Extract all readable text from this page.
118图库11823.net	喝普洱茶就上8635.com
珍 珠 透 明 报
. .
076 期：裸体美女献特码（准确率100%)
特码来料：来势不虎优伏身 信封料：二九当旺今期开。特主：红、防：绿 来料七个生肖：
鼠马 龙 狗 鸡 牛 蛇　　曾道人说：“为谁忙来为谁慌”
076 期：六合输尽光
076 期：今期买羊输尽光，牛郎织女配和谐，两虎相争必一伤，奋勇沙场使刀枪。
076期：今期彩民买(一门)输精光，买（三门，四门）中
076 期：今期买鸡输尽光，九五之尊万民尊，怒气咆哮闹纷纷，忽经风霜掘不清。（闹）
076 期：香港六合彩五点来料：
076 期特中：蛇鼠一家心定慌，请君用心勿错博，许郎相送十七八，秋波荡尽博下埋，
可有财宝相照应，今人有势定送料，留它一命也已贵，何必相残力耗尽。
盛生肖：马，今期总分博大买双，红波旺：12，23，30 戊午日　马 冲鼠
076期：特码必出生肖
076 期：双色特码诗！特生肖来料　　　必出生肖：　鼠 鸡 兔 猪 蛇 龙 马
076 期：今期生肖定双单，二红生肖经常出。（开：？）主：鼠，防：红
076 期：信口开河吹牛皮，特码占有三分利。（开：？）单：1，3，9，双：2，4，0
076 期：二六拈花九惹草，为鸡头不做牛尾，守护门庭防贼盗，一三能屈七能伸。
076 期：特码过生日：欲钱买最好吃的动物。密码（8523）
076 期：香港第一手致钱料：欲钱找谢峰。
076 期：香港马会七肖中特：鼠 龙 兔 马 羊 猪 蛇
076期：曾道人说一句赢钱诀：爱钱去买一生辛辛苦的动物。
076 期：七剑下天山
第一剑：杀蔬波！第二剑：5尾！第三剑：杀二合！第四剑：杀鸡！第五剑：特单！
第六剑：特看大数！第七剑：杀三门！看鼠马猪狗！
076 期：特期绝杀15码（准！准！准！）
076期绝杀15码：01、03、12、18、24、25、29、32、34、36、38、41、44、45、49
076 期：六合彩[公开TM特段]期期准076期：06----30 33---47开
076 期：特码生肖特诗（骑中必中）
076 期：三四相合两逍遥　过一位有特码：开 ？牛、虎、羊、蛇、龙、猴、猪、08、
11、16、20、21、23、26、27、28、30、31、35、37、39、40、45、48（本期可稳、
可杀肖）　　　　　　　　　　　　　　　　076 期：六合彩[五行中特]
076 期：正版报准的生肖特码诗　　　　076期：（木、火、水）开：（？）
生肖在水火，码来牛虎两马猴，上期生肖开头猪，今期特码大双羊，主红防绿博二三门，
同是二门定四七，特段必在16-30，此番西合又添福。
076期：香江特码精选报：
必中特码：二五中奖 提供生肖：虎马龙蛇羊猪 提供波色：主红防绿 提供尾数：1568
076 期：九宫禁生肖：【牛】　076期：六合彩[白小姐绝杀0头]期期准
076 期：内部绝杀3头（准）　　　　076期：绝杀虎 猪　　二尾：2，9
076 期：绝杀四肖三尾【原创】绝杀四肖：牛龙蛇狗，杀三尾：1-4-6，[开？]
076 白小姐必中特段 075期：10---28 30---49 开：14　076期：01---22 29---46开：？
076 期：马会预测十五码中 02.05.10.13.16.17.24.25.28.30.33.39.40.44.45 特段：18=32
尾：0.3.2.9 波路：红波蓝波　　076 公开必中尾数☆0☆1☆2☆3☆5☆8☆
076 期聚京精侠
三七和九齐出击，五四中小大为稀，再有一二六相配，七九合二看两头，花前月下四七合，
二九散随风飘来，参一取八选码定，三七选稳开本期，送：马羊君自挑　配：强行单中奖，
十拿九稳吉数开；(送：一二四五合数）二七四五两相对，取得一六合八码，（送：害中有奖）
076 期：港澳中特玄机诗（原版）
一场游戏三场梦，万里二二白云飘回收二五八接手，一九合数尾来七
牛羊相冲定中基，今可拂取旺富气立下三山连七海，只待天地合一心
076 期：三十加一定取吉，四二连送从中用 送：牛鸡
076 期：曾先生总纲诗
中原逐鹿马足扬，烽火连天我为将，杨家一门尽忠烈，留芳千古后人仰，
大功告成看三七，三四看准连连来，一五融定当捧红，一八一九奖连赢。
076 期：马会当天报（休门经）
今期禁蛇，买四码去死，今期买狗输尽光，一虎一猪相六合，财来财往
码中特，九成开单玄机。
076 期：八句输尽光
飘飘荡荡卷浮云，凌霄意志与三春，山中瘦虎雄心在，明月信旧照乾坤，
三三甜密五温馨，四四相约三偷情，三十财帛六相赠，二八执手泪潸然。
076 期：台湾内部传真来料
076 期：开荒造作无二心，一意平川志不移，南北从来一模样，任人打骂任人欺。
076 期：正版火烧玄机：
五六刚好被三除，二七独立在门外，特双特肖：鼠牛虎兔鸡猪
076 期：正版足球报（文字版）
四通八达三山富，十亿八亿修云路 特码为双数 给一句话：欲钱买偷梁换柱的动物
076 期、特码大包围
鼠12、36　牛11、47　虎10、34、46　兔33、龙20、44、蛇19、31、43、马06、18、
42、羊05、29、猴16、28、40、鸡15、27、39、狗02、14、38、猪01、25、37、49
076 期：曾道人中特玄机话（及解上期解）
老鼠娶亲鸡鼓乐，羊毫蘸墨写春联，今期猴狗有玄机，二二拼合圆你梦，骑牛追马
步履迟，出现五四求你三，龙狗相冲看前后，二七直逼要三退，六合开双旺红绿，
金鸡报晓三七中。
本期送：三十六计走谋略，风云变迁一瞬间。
........
- PROMPT: Repeat all of the records above exactly as written.

- RESPONSE TO THE EXERCISE:
Extract all readable text from this page.
118图库11823.net	喝普洱茶就上8635.com
珍 珠 透 明 报
. .
076 期：裸体美女献特码（准确率100%)
特码来料：来势不虎优伏身 信封料：二九当旺今期开。特主：红、防：绿 来料七个生肖：
鼠马 龙 狗 鸡 牛 蛇　　曾道人说：“为谁忙来为谁慌”
076 期：六合输尽光
076 期：今期买羊输尽光，牛郎织女配和谐，两虎相争必一伤，奋勇沙场使刀枪。
076期：今期彩民买(一门)输精光，买（三门，四门）中
076 期：今期买鸡输尽光，九五之尊万民尊，怒气咆哮闹纷纷，忽经风霜掘不清。（闹）
076 期：香港六合彩五点来料：
076 期特中：蛇鼠一家心定慌，请君用心勿错博，许郎相送十七八，秋波荡尽博下埋，
可有财宝相照应，今人有势定送料，留它一命也已贵，何必相残力耗尽。
盛生肖：马，今期总分博大买双，红波旺：12，23，30 戊午日　马 冲鼠
076期：特码必出生肖
076 期：双色特码诗！特生肖来料　　　必出生肖：　鼠 鸡 兔 猪 蛇 龙 马
076 期：今期生肖定双单，二红生肖经常出。（开：？）主：鼠，防：红
076 期：信口开河吹牛皮，特码占有三分利。（开：？）单：1，3，9，双：2，4，0
076 期：二六拈花九惹草，为鸡头不做牛尾，守护门庭防贼盗，一三能屈七能伸。
076 期：特码过生日：欲钱买最好吃的动物。密码（8523）
076 期：香港第一手致钱料：欲钱找谢峰。
076 期：香港马会七肖中特：鼠 龙 兔 马 羊 猪 蛇
076期：曾道人说一句赢钱诀：爱钱去买一生辛辛苦的动物。
076 期：七剑下天山
第一剑：杀蔬波！第二剑：5尾！第三剑：杀二合！第四剑：杀鸡！第五剑：特单！
第六剑：特看大数！第七剑：杀三门！看鼠马猪狗！
076 期：特期绝杀15码（准！准！准！）
076期绝杀15码：01、03、12、18、24、25、29、32、34、36、38、41、44、45、49
076 期：六合彩[公开TM特段]期期准076期：06----30 33---47开
076 期：特码生肖特诗（骑中必中）
076 期：三四相合两逍遥　过一位有特码：开 ？牛、虎、羊、蛇、龙、猴、猪、08、
11、16、20、21、23、26、27、28、30、31、35、37、39、40、45、48（本期可稳、
可杀肖）　　　　　　　　　　　　　　　　076 期：六合彩[五行中特]
076 期：正版报准的生肖特码诗　　　　076期：（木、火、水）开：（？）
生肖在水火，码来牛虎两马猴，上期生肖开头猪，今期特码大双羊，主红防绿博二三门，
同是二门定四七，特段必在16-30，此番西合又添福。
076期：香江特码精选报：
必中特码：二五中奖 提供生肖：虎马龙蛇羊猪 提供波色：主红防绿 提供尾数：1568
076 期：九宫禁生肖：【牛】　076期：六合彩[白小姐绝杀0头]期期准
076 期：内部绝杀3头（准）　　　　076期：绝杀虎 猪　　二尾：2，9
076 期：绝杀四肖三尾【原创】绝杀四肖：牛龙蛇狗，杀三尾：1-4-6，[开？]
076 白小姐必中特段 075期：10---28 30---49 开：14　076期：01---22 29---46开：？
076 期：马会预测十五码中 02.05.10.13.16.17.24.25.28.30.33.39.40.44.45 特段：18=32
尾：0.3.2.9 波路：红波蓝波　　076 公开必中尾数☆0☆1☆2☆3☆5☆8☆
076 期聚京精侠
三七和九齐出击，五四中小大为稀，再有一二六相配，七九合二看两头，花前月下四七合，
二九散随风飘来，参一取八选码定，三七选稳开本期，送：马羊君自挑　配：强行单中奖，
十拿九稳吉数开；(送：一二四五合数）二七四五两相对，取得一六合八码，（送：害中有奖）
076 期：港澳中特玄机诗（原版）
一场游戏三场梦，万里二二白云飘回收二五八接手，一九合数尾来七
牛羊相冲定中基，今可拂取旺富气立下三山连七海，只待天地合一心
076 期：三十加一定取吉，四二连送从中用 送：牛鸡
076 期：曾先生总纲诗
中原逐鹿马足扬，烽火连天我为将，杨家一门尽忠烈，留芳千古后人仰，
大功告成看三七，三四看准连连来，一五融定当捧红，一八一九奖连赢。
076 期：马会当天报（休门经）
今期禁蛇，买四码去死，今期买狗输尽光，一虎一猪相六合，财来财往
码中特，九成开单玄机。
076 期：八句输尽光
飘飘荡荡卷浮云，凌霄意志与三春，山中瘦虎雄心在，明月信旧照乾坤，
三三甜密五温馨，四四相约三偷情，三十财帛六相赠，二八执手泪潸然。
076 期：台湾内部传真来料
076 期：开荒造作无二心，一意平川志不移，南北从来一模样，任人打骂任人欺。
076 期：正版火烧玄机：
五六刚好被三除，二七独立在门外，特双特肖：鼠牛虎兔鸡猪
076 期：正版足球报（文字版）
四通八达三山富，十亿八亿修云路 特码为双数 给一句话：欲钱买偷梁换柱的动物
076 期、特码大包围
鼠12、36　牛11、47　虎10、34、46　兔33、龙20、44、蛇19、31、43、马06、18、
42、羊05、29、猴16、28、40、鸡15、27、39、狗02、14、38、猪01、25、37、49
076 期：曾道人中特玄机话（及解上期解）
老鼠娶亲鸡鼓乐，羊毫蘸墨写春联，今期猴狗有玄机，二二拼合圆你梦，骑牛追马
步履迟，出现五四求你三，龙狗相冲看前后，二七直逼要三退，六合开双旺红绿，
金鸡报晓三七中。
本期送：三十六计走谋略，风云变迁一瞬间。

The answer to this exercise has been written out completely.